What is required: Count how many lines contain the word "name". Respond with the number alone.

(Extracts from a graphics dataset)
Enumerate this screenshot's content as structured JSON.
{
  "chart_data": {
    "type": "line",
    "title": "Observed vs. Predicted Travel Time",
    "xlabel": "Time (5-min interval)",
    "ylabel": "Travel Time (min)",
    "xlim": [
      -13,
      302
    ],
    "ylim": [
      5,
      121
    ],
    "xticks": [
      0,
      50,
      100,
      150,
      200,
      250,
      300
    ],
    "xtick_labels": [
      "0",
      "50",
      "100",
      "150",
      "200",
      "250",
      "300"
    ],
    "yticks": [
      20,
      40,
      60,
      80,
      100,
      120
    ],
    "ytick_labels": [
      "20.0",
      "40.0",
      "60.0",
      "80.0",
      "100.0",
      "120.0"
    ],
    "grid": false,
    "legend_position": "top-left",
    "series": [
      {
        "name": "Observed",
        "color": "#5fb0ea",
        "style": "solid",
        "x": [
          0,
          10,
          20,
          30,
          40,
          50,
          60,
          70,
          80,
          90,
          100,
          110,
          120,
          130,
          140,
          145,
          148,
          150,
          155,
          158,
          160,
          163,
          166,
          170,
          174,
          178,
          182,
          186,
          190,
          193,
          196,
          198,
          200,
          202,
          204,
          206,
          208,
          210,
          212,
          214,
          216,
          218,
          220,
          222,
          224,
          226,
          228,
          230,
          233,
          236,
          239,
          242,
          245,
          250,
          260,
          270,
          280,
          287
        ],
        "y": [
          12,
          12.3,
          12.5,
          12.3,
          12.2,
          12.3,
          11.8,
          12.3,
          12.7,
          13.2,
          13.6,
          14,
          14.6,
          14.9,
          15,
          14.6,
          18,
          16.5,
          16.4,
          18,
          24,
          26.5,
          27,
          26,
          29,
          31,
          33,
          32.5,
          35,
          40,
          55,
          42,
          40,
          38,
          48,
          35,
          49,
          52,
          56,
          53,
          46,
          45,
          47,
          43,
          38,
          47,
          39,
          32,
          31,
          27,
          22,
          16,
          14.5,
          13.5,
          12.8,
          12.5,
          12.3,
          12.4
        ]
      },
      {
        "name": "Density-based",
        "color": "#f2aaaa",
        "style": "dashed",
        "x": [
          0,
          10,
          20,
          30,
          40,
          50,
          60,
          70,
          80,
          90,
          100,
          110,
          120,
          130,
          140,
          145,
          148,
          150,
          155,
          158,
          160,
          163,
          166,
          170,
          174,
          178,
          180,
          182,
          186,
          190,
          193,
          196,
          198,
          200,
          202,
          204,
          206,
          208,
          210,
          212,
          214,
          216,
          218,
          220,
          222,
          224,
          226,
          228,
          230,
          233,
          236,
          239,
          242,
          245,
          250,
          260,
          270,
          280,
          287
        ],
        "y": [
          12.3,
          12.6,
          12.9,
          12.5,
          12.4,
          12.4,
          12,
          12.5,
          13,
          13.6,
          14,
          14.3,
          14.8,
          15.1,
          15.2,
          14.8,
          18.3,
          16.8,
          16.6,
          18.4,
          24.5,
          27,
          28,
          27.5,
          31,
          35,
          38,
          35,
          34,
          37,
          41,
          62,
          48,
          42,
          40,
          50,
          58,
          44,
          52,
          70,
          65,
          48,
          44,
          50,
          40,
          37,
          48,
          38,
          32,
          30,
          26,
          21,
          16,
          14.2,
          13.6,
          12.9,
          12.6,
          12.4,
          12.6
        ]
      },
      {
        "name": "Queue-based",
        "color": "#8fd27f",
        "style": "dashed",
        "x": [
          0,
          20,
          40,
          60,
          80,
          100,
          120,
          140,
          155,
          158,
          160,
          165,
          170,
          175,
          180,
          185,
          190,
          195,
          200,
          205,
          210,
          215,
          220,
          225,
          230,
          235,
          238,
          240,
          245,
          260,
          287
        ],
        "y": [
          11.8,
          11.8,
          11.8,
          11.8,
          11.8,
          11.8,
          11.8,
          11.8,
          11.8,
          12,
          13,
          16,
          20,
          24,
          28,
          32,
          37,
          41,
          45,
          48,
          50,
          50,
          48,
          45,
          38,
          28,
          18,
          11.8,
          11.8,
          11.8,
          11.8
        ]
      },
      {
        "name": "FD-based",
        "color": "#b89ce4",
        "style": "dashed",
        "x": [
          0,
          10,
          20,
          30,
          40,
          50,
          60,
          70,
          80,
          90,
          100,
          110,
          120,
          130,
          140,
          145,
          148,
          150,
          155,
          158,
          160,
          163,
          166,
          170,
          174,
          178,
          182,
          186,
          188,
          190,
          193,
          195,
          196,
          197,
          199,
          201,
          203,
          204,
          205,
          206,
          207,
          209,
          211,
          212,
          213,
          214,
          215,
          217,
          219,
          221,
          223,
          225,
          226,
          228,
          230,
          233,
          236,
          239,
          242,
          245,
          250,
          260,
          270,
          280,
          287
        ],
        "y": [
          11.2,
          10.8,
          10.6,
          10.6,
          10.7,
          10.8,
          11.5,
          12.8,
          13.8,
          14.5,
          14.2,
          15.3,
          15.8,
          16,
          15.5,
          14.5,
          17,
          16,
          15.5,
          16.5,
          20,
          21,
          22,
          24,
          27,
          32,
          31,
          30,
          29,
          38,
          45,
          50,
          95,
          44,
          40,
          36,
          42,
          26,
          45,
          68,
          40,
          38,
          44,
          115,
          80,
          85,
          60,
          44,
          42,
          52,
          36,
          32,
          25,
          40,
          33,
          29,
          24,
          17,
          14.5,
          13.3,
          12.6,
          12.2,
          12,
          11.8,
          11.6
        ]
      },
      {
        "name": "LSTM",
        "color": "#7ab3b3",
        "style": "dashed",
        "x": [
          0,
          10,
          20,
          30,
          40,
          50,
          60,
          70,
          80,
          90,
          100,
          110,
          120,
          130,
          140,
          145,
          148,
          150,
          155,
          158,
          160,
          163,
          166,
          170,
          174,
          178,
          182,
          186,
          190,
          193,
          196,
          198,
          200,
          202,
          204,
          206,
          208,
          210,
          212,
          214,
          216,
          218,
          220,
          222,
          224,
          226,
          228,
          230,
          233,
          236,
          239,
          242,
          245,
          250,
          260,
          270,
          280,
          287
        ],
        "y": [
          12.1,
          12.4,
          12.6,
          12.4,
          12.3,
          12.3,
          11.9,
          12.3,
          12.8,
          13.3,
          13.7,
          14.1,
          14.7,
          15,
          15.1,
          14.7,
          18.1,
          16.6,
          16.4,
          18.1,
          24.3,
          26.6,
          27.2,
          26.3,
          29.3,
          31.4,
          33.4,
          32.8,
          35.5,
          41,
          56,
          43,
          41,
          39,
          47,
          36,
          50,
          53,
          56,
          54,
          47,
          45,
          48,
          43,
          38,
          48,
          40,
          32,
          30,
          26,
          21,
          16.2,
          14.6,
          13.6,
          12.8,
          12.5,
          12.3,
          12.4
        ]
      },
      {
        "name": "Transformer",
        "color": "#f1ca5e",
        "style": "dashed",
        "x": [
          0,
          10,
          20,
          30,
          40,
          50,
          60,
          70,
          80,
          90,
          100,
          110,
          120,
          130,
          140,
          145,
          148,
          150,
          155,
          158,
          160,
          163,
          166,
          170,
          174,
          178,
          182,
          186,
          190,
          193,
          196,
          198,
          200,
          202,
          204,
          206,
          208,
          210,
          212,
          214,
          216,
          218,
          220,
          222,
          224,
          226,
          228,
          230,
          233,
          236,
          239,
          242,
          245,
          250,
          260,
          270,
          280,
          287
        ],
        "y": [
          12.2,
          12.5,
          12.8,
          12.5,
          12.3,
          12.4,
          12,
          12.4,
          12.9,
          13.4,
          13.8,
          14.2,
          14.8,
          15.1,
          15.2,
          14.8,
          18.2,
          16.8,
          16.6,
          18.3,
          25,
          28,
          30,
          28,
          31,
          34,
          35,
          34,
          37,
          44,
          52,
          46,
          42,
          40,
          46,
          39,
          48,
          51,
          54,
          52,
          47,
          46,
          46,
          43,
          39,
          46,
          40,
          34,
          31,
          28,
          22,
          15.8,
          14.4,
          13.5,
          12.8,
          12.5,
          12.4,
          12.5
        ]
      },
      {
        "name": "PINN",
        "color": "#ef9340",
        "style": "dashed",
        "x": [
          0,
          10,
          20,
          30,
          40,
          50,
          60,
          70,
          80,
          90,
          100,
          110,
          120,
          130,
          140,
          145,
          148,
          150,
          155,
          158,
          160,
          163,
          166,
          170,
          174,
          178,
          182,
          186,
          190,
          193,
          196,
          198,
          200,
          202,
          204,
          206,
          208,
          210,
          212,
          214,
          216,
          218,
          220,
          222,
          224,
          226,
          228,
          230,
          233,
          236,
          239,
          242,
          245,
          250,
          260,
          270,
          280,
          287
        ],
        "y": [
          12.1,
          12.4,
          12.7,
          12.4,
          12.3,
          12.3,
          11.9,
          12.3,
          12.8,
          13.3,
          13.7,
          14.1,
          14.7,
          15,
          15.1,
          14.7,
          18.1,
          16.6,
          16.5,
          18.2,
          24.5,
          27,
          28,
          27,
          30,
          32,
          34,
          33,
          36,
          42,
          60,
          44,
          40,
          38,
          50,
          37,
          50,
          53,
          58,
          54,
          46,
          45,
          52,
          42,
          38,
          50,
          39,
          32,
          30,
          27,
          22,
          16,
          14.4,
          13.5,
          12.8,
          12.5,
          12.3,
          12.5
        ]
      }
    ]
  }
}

Solution to this problem: 7